**The problem**
Copy the data that follows, character for character, minus the pictures.

Stored items

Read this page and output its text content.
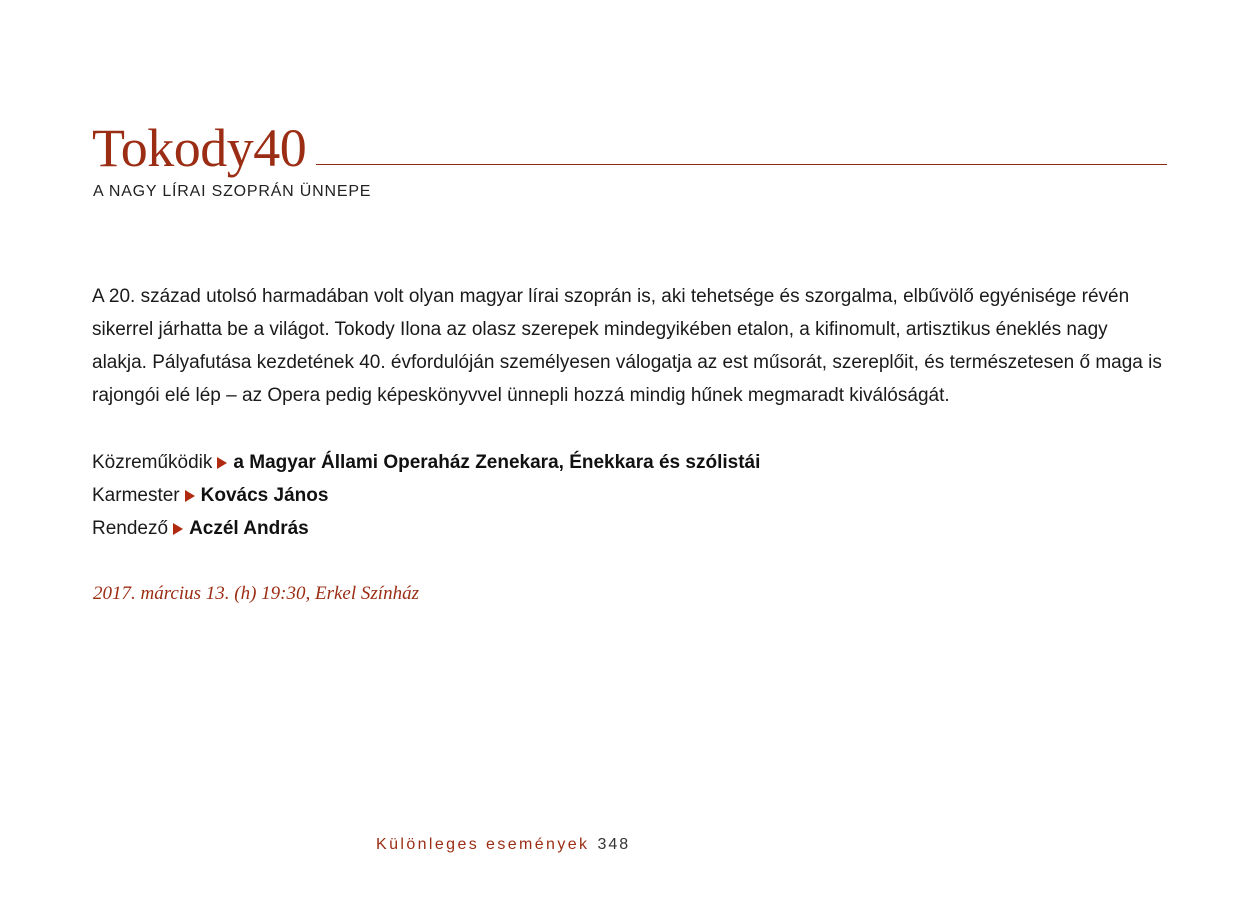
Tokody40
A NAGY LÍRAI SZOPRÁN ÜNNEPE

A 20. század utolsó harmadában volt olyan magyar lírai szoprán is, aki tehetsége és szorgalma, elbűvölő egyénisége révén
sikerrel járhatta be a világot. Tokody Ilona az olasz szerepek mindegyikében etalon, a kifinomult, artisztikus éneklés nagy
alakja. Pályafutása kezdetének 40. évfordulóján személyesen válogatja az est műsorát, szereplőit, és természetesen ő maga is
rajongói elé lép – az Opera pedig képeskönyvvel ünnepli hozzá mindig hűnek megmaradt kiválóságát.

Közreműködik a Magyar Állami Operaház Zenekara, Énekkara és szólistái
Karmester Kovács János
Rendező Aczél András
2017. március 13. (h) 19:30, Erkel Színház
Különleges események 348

**Response to the task**
Read this page and output its text content.
Tokody40
A NAGY LÍRAI SZOPRÁN ÜNNEPE

A 20. század utolsó harmadában volt olyan magyar lírai szoprán is, aki tehetsége és szorgalma, elbűvölő egyénisége révén
sikerrel járhatta be a világot. Tokody Ilona az olasz szerepek mindegyikében etalon, a kifinomult, artisztikus éneklés nagy
alakja. Pályafutása kezdetének 40. évfordulóján személyesen válogatja az est műsorát, szereplőit, és természetesen ő maga is
rajongói elé lép – az Opera pedig képeskönyvvel ünnepli hozzá mindig hűnek megmaradt kiválóságát.

Közreműködik a Magyar Állami Operaház Zenekara, Énekkara és szólistái
Karmester Kovács János
Rendező Aczél András
2017. március 13. (h) 19:30, Erkel Színház
Különleges események 348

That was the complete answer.